# start of Data entries
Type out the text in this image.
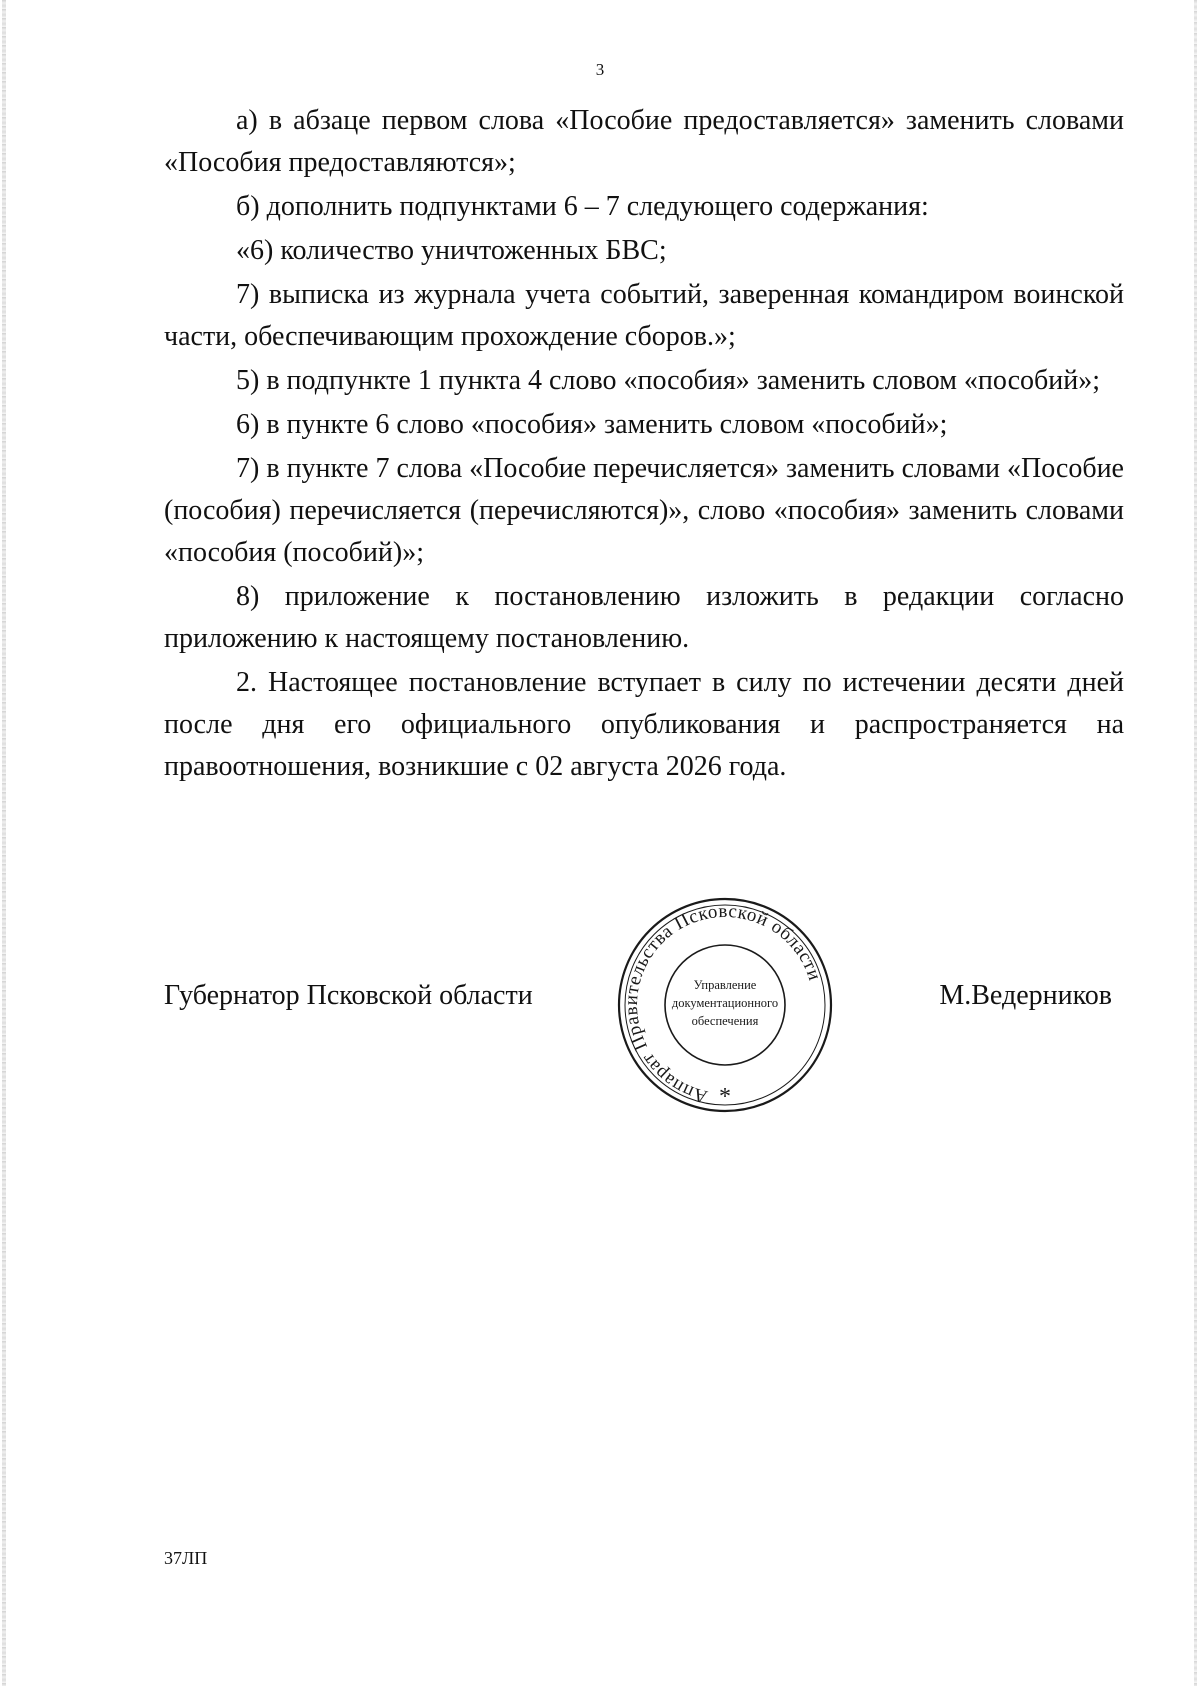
3

а) в абзаце первом слова «Пособие предоставляется» заменить словами «Пособия предоставляются»;

б) дополнить подпунктами 6 – 7 следующего содержания:

«6) количество уничтоженных БВС;

7) выписка из журнала учета событий, заверенная командиром воинской части, обеспечивающим прохождение сборов.»;

5) в подпункте 1 пункта 4 слово «пособия» заменить словом «пособий»;

6) в пункте 6 слово «пособия» заменить словом «пособий»;

7) в пункте 7 слова «Пособие перечисляется» заменить словами «Пособие (пособия) перечисляется (перечисляются)», слово «пособия» заменить словами «пособия (пособий)»;

8) приложение к постановлению изложить в редакции согласно приложению к настоящему постановлению.

2. Настоящее постановление вступает в силу по истечении десяти дней после дня его официального опубликования и распространяется на правоотношения, возникшие с 02 августа 2026 года.

Губернатор Псковской области	М.Ведерников
Аппарат Правительства Псковской области
Управление
документационного
обеспечения
*
37ЛП
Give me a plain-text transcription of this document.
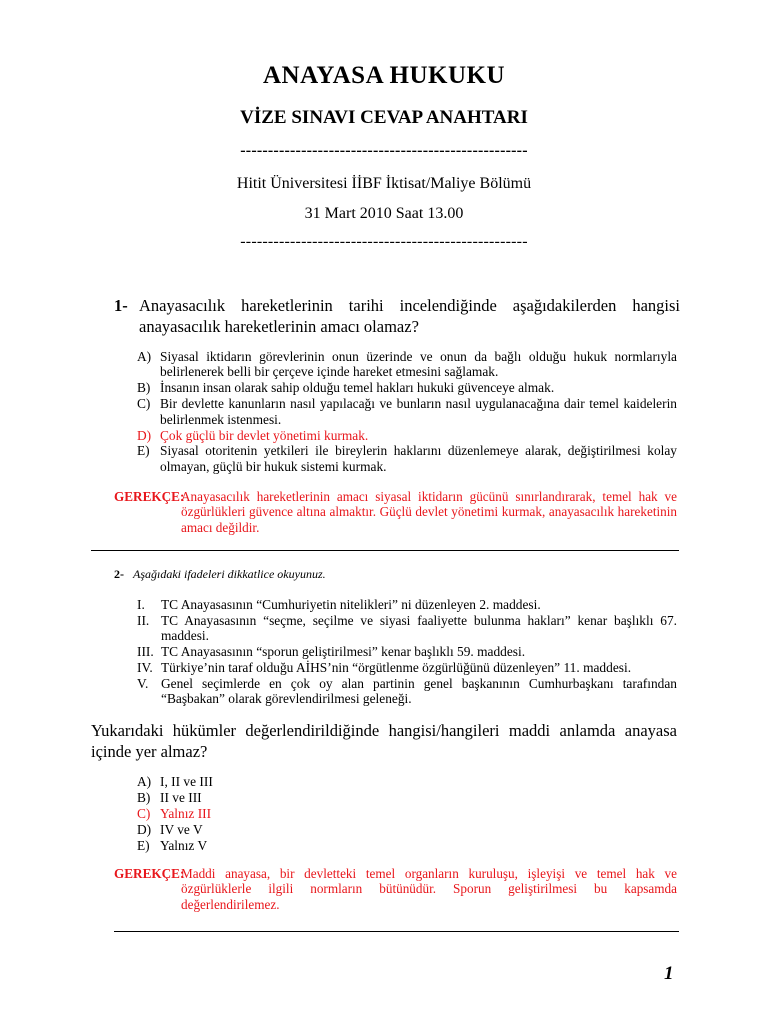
ANAYASA HUKUKU
VİZE SINAVI CEVAP ANAHTARI
----------------------------------------------------
Hitit Üniversitesi İİBF İktisat/Maliye Bölümü
31 Mart 2010 Saat 13.00
----------------------------------------------------
1- Anayasacılık hareketlerinin tarihi incelendiğinde aşağıdakilerden hangisi anayasacılık hareketlerinin amacı olamaz?
A) Siyasal iktidarın görevlerinin onun üzerinde ve onun da bağlı olduğu hukuk normlarıyla belirlenerek belli bir çerçeve içinde hareket etmesini sağlamak.
B) İnsanın insan olarak sahip olduğu temel hakları hukuki güvenceye almak.
C) Bir devlette kanunların nasıl yapılacağı ve bunların nasıl uygulanacağına dair temel kaidelerin belirlenmek istenmesi.
D) Çok güçlü bir devlet yönetimi kurmak.
E) Siyasal otoritenin yetkileri ile bireylerin haklarını düzenlemeye alarak, değiştirilmesi kolay olmayan, güçlü bir hukuk sistemi kurmak.
GEREKÇE:
Anayasacılık hareketlerinin amacı siyasal iktidarın gücünü sınırlandırarak, temel hak ve özgürlükleri güvence altına almaktır. Güçlü devlet yönetimi kurmak, anayasacılık hareketinin amacı değildir.
2- Aşağıdaki ifadeleri dikkatlice okuyunuz.
I. TC Anayasasının “Cumhuriyetin nitelikleri” ni düzenleyen 2. maddesi.
II. TC Anayasasının “seçme, seçilme ve siyasi faaliyette bulunma hakları” kenar başlıklı 67. maddesi.
III. TC Anayasasının “sporun geliştirilmesi” kenar başlıklı 59. maddesi.
IV. Türkiye’nin taraf olduğu AİHS’nin “örgütlenme özgürlüğünü düzenleyen” 11. maddesi.
V. Genel seçimlerde en çok oy alan partinin genel başkanının Cumhurbaşkanı tarafından “Başbakan” olarak görevlendirilmesi geleneği.
Yukarıdaki hükümler değerlendirildiğinde hangisi/hangileri maddi anlamda anayasa içinde yer almaz?
A) I, II ve III
B) II ve III
C) Yalnız III
D) IV ve V
E) Yalnız V
GEREKÇE:
Maddi anayasa, bir devletteki temel organların kuruluşu, işleyişi ve temel hak ve özgürlüklerle ilgili normların bütünüdür. Sporun geliştirilmesi bu kapsamda değerlendirilemez.
1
# end of Data entries
__Aim of the task__.
Above are the records. Copy exactly, and only, the lines from the line containing "Give me a plain-text" through the last one, omitting any pictures.

__Solution below__.
Give me a plain-text transcription of this document.
ANAYASA HUKUKU
VİZE SINAVI CEVAP ANAHTARI
----------------------------------------------------
Hitit Üniversitesi İİBF İktisat/Maliye Bölümü
31 Mart 2010 Saat 13.00
----------------------------------------------------
1- Anayasacılık hareketlerinin tarihi incelendiğinde aşağıdakilerden hangisi anayasacılık hareketlerinin amacı olamaz?
A) Siyasal iktidarın görevlerinin onun üzerinde ve onun da bağlı olduğu hukuk normlarıyla belirlenerek belli bir çerçeve içinde hareket etmesini sağlamak.
B) İnsanın insan olarak sahip olduğu temel hakları hukuki güvenceye almak.
C) Bir devlette kanunların nasıl yapılacağı ve bunların nasıl uygulanacağına dair temel kaidelerin belirlenmek istenmesi.
D) Çok güçlü bir devlet yönetimi kurmak.
E) Siyasal otoritenin yetkileri ile bireylerin haklarını düzenlemeye alarak, değiştirilmesi kolay olmayan, güçlü bir hukuk sistemi kurmak.
GEREKÇE:
Anayasacılık hareketlerinin amacı siyasal iktidarın gücünü sınırlandırarak, temel hak ve özgürlükleri güvence altına almaktır. Güçlü devlet yönetimi kurmak, anayasacılık hareketinin amacı değildir.
2- Aşağıdaki ifadeleri dikkatlice okuyunuz.
I. TC Anayasasının “Cumhuriyetin nitelikleri” ni düzenleyen 2. maddesi.
II. TC Anayasasının “seçme, seçilme ve siyasi faaliyette bulunma hakları” kenar başlıklı 67. maddesi.
III. TC Anayasasının “sporun geliştirilmesi” kenar başlıklı 59. maddesi.
IV. Türkiye’nin taraf olduğu AİHS’nin “örgütlenme özgürlüğünü düzenleyen” 11. maddesi.
V. Genel seçimlerde en çok oy alan partinin genel başkanının Cumhurbaşkanı tarafından “Başbakan” olarak görevlendirilmesi geleneği.
Yukarıdaki hükümler değerlendirildiğinde hangisi/hangileri maddi anlamda anayasa içinde yer almaz?
A) I, II ve III
B) II ve III
C) Yalnız III
D) IV ve V
E) Yalnız V
GEREKÇE:
Maddi anayasa, bir devletteki temel organların kuruluşu, işleyişi ve temel hak ve özgürlüklerle ilgili normların bütünüdür. Sporun geliştirilmesi bu kapsamda değerlendirilemez.
1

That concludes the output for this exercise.